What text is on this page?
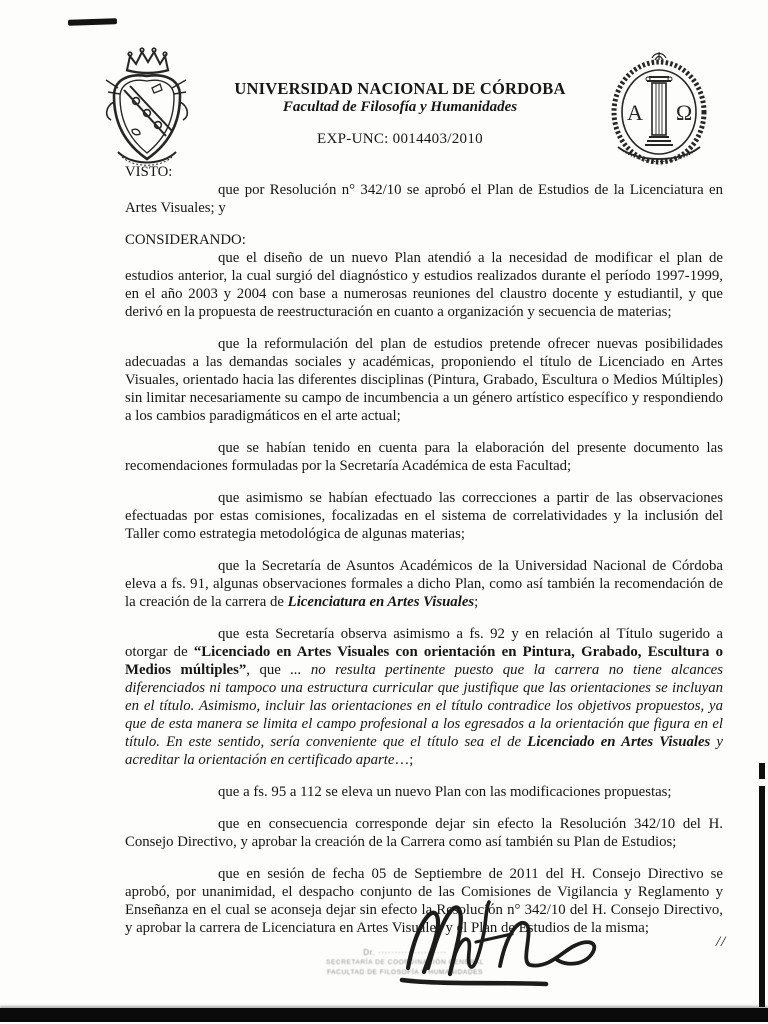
UNIVERSIDAD NACIONAL DE CÓRDOBA
Facultad de Filosofía y Humanidades
EXP-UNC: 0014403/2010
Α Ω

VISTO:

que por Resolución n° 342/10 se aprobó el Plan de Estudios de la Licenciatura en Artes Visuales; y

CONSIDERANDO:

que el diseño de un nuevo Plan atendió a la necesidad de modificar el plan de estudios anterior, la cual surgió del diagnóstico y estudios realizados durante el período 1997-1999, en el año 2003 y 2004 con base a numerosas reuniones del claustro docente y estudiantil, y que derivó en la propuesta de reestructuración en cuanto a organización y secuencia de materias;

que la reformulación del plan de estudios pretende ofrecer nuevas posibilidades adecuadas a las demandas sociales y académicas, proponiendo el título de Licenciado en Artes Visuales, orientado hacia las diferentes disciplinas (Pintura, Grabado, Escultura o Medios Múltiples) sin limitar necesariamente su campo de incumbencia a un género artístico específico y respondiendo a los cambios paradigmáticos en el arte actual;

que se habían tenido en cuenta para la elaboración del presente documento las recomendaciones formuladas por la Secretaría Académica de esta Facultad;

que asimismo se habían efectuado las correcciones a partir de las observaciones efectuadas por estas comisiones, focalizadas en el sistema de correlatividades y la inclusión del Taller como estrategia metodológica de algunas materias;

que la Secretaría de Asuntos Académicos de la Universidad Nacional de Córdoba eleva a fs. 91, algunas observaciones formales a dicho Plan, como así también la recomendación de la creación de la carrera de Licenciatura en Artes Visuales;

que esta Secretaría observa asimismo a fs. 92 y en relación al Título sugerido a otorgar de “Licenciado en Artes Visuales con orientación en Pintura, Grabado, Escultura o Medios múltiples”, que ... no resulta pertinente puesto que la carrera no tiene alcances diferenciados ni tampoco una estructura curricular que justifique que las orientaciones se incluyan en el título. Asimismo, incluir las orientaciones en el título contradice los objetivos propuestos, ya que de esta manera se limita el campo profesional a los egresados a la orientación que figura en el título. En este sentido, sería conveniente que el título sea el de Licenciado en Artes Visuales y acreditar la orientación en certificado aparte…;

que a fs. 95 a 112 se eleva un nuevo Plan con las modificaciones propuestas;

que en consecuencia corresponde dejar sin efecto la Resolución 342/10 del H. Consejo Directivo, y aprobar la creación de la Carrera como así también su Plan de Estudios;

que en sesión de fecha 05 de Septiembre de 2011 del H. Consejo Directivo se aprobó, por unanimidad, el despacho conjunto de las Comisiones de Vigilancia y Reglamento y Enseñanza en el cual se aconseja dejar sin efecto la Resolución n° 342/10 del H. Consejo Directivo, y aprobar la carrera de Licenciatura en Artes Visuales y el Plan de Estudios de la misma;

Dr. ·····················
SECRETARÍA DE COORDINACIÓN GENERAL
FACULTAD DE FILOSOFÍA Y HUMANIDADES
//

§ The exercise
Copy all of the entries verbatim, leaving out any pictures they contain.

§ Result below
What text is on this page?
UNIVERSIDAD NACIONAL DE CÓRDOBA
Facultad de Filosofía y Humanidades
EXP-UNC: 0014403/2010
Α Ω

VISTO:

que por Resolución n° 342/10 se aprobó el Plan de Estudios de la Licenciatura en Artes Visuales; y

CONSIDERANDO:

que el diseño de un nuevo Plan atendió a la necesidad de modificar el plan de estudios anterior, la cual surgió del diagnóstico y estudios realizados durante el período 1997-1999, en el año 2003 y 2004 con base a numerosas reuniones del claustro docente y estudiantil, y que derivó en la propuesta de reestructuración en cuanto a organización y secuencia de materias;

que la reformulación del plan de estudios pretende ofrecer nuevas posibilidades adecuadas a las demandas sociales y académicas, proponiendo el título de Licenciado en Artes Visuales, orientado hacia las diferentes disciplinas (Pintura, Grabado, Escultura o Medios Múltiples) sin limitar necesariamente su campo de incumbencia a un género artístico específico y respondiendo a los cambios paradigmáticos en el arte actual;

que se habían tenido en cuenta para la elaboración del presente documento las recomendaciones formuladas por la Secretaría Académica de esta Facultad;

que asimismo se habían efectuado las correcciones a partir de las observaciones efectuadas por estas comisiones, focalizadas en el sistema de correlatividades y la inclusión del Taller como estrategia metodológica de algunas materias;

que la Secretaría de Asuntos Académicos de la Universidad Nacional de Córdoba eleva a fs. 91, algunas observaciones formales a dicho Plan, como así también la recomendación de la creación de la carrera de Licenciatura en Artes Visuales;

que esta Secretaría observa asimismo a fs. 92 y en relación al Título sugerido a otorgar de “Licenciado en Artes Visuales con orientación en Pintura, Grabado, Escultura o Medios múltiples”, que ... no resulta pertinente puesto que la carrera no tiene alcances diferenciados ni tampoco una estructura curricular que justifique que las orientaciones se incluyan en el título. Asimismo, incluir las orientaciones en el título contradice los objetivos propuestos, ya que de esta manera se limita el campo profesional a los egresados a la orientación que figura en el título. En este sentido, sería conveniente que el título sea el de Licenciado en Artes Visuales y acreditar la orientación en certificado aparte…;

que a fs. 95 a 112 se eleva un nuevo Plan con las modificaciones propuestas;

que en consecuencia corresponde dejar sin efecto la Resolución 342/10 del H. Consejo Directivo, y aprobar la creación de la Carrera como así también su Plan de Estudios;

que en sesión de fecha 05 de Septiembre de 2011 del H. Consejo Directivo se aprobó, por unanimidad, el despacho conjunto de las Comisiones de Vigilancia y Reglamento y Enseñanza en el cual se aconseja dejar sin efecto la Resolución n° 342/10 del H. Consejo Directivo, y aprobar la carrera de Licenciatura en Artes Visuales y el Plan de Estudios de la misma;

Dr. ·····················
SECRETARÍA DE COORDINACIÓN GENERAL
FACULTAD DE FILOSOFÍA Y HUMANIDADES
//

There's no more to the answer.